**Task description**:
Write out every row below word for word, and leave out the pictures.

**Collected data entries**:
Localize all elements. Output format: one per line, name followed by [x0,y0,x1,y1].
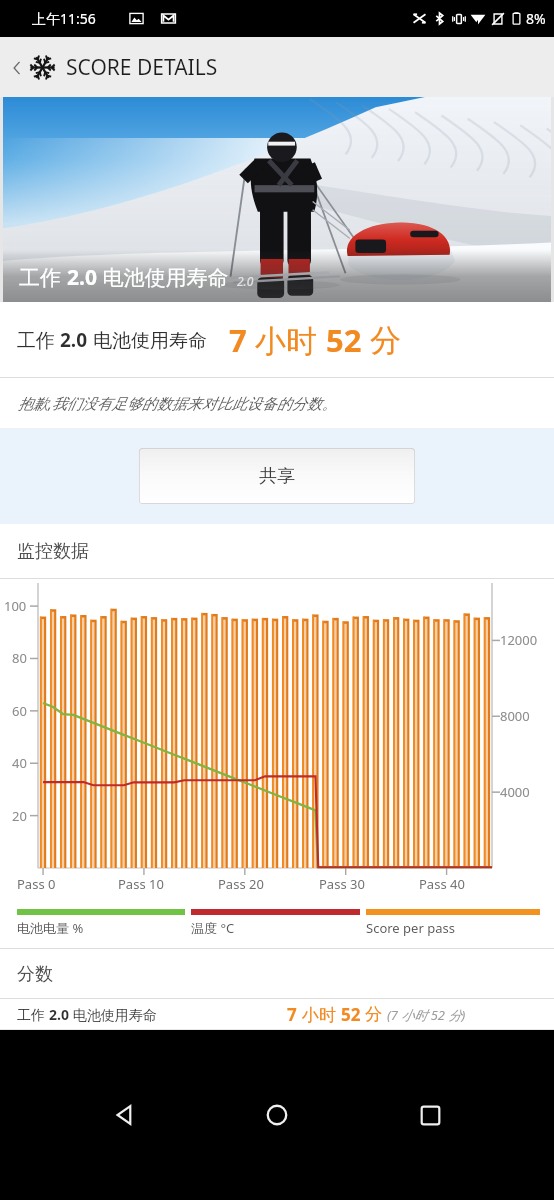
staticText: 监控数据 [17,540,89,563]
button[interactable]: 共享 [139,448,415,504]
staticText: 小时 [255,319,326,361]
staticText: 60 [12,702,27,720]
other: Back [8,59,26,77]
staticText: Pass 40 [419,875,465,893]
staticText: 抱歉,我们没有足够的数据来对比此设备的分数。 [18,393,337,413]
staticText: (7 小时 52 分) [387,1006,466,1024]
staticText: Pass 0 [17,875,56,893]
staticText: 电池使用寿命 [97,263,229,292]
staticText: 电池电量 % [17,919,84,937]
staticText: 52 [341,1003,365,1026]
button[interactable]: Back [6,53,220,82]
staticText: 8% [526,9,546,28]
staticText: 7 [287,1003,302,1026]
staticText: 小时 [302,1003,341,1026]
staticText: 7 [229,319,255,361]
staticText: Score per pass [366,919,455,937]
staticText: 80 [12,649,27,667]
staticText: 共享 [259,465,295,488]
staticText: 工作 [17,1005,49,1024]
staticText: Pass 30 [319,875,365,893]
staticText: SCORE DETAILS [66,53,218,82]
staticText: 20 [12,807,27,825]
staticText: Pass 10 [118,875,164,893]
staticText: 2.0 [60,327,88,353]
staticText: 2.0 [49,1005,69,1024]
staticText: 40 [12,754,27,772]
staticText: 分 [370,321,401,360]
staticText: 100 [4,597,27,615]
staticText: 工作 [17,327,60,353]
staticText: 2.0 [67,263,97,292]
staticText: 52 [326,319,370,361]
staticText: 温度 °C [191,919,235,937]
staticText: Pass 20 [218,875,264,893]
staticText: 4000 [500,783,530,801]
staticText: 分 [365,1004,382,1025]
staticText: 分数 [17,963,53,986]
button[interactable]: 工作 [3,97,551,302]
staticText: 上午11:56 [32,9,96,28]
staticText: 电池使用寿命 [88,327,207,353]
staticText: 12000 [500,631,538,649]
staticText: 8000 [500,707,530,725]
staticText: 工作 [19,263,67,292]
staticText: 2.0 [237,273,254,289]
button[interactable]: Recent apps [402,1087,458,1143]
staticText: 电池使用寿命 [69,1005,157,1024]
button[interactable]: Back [97,1087,153,1143]
button[interactable]: Home [249,1087,305,1143]
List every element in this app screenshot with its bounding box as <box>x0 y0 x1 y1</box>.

**Expected answer**:
Localize all elements. Output format: one per line, name followed by [x0,y0,x1,y1].
staticText: 监控数据 [17,540,89,563]
button[interactable]: 共享 [139,448,415,504]
staticText: 小时 [255,319,326,361]
staticText: 60 [12,702,27,720]
other: Back [8,59,26,77]
staticText: Pass 40 [419,875,465,893]
staticText: 抱歉,我们没有足够的数据来对比此设备的分数。 [18,393,337,413]
staticText: (7 小时 52 分) [387,1006,466,1024]
staticText: Pass 0 [17,875,56,893]
staticText: 电池使用寿命 [97,263,229,292]
staticText: 电池电量 % [17,919,84,937]
staticText: 52 [341,1003,365,1026]
button[interactable]: Back [6,53,220,82]
staticText: 8% [526,9,546,28]
staticText: 7 [287,1003,302,1026]
staticText: 小时 [302,1003,341,1026]
staticText: 7 [229,319,255,361]
staticText: Score per pass [366,919,455,937]
staticText: 80 [12,649,27,667]
staticText: 共享 [259,465,295,488]
staticText: 工作 [17,1005,49,1024]
staticText: Pass 30 [319,875,365,893]
staticText: SCORE DETAILS [66,53,218,82]
staticText: 20 [12,807,27,825]
staticText: Pass 10 [118,875,164,893]
staticText: 2.0 [60,327,88,353]
staticText: 2.0 [49,1005,69,1024]
staticText: 40 [12,754,27,772]
staticText: 分 [370,321,401,360]
staticText: 100 [4,597,27,615]
staticText: 工作 [17,327,60,353]
staticText: 2.0 [67,263,97,292]
staticText: 52 [326,319,370,361]
staticText: 温度 °C [191,919,235,937]
staticText: Pass 20 [218,875,264,893]
staticText: 4000 [500,783,530,801]
staticText: 分 [365,1004,382,1025]
staticText: 分数 [17,963,53,986]
button[interactable]: 工作 [3,97,551,302]
staticText: 上午11:56 [32,9,96,28]
staticText: 电池使用寿命 [88,327,207,353]
staticText: 12000 [500,631,538,649]
staticText: 8000 [500,707,530,725]
staticText: 工作 [19,263,67,292]
staticText: 2.0 [237,273,254,289]
button[interactable]: Recent apps [402,1087,458,1143]
staticText: 电池使用寿命 [69,1005,157,1024]
button[interactable]: Back [97,1087,153,1143]
button[interactable]: Home [249,1087,305,1143]
List every element in this app screenshot with its bounding box as <box>x0 y0 x1 y1</box>.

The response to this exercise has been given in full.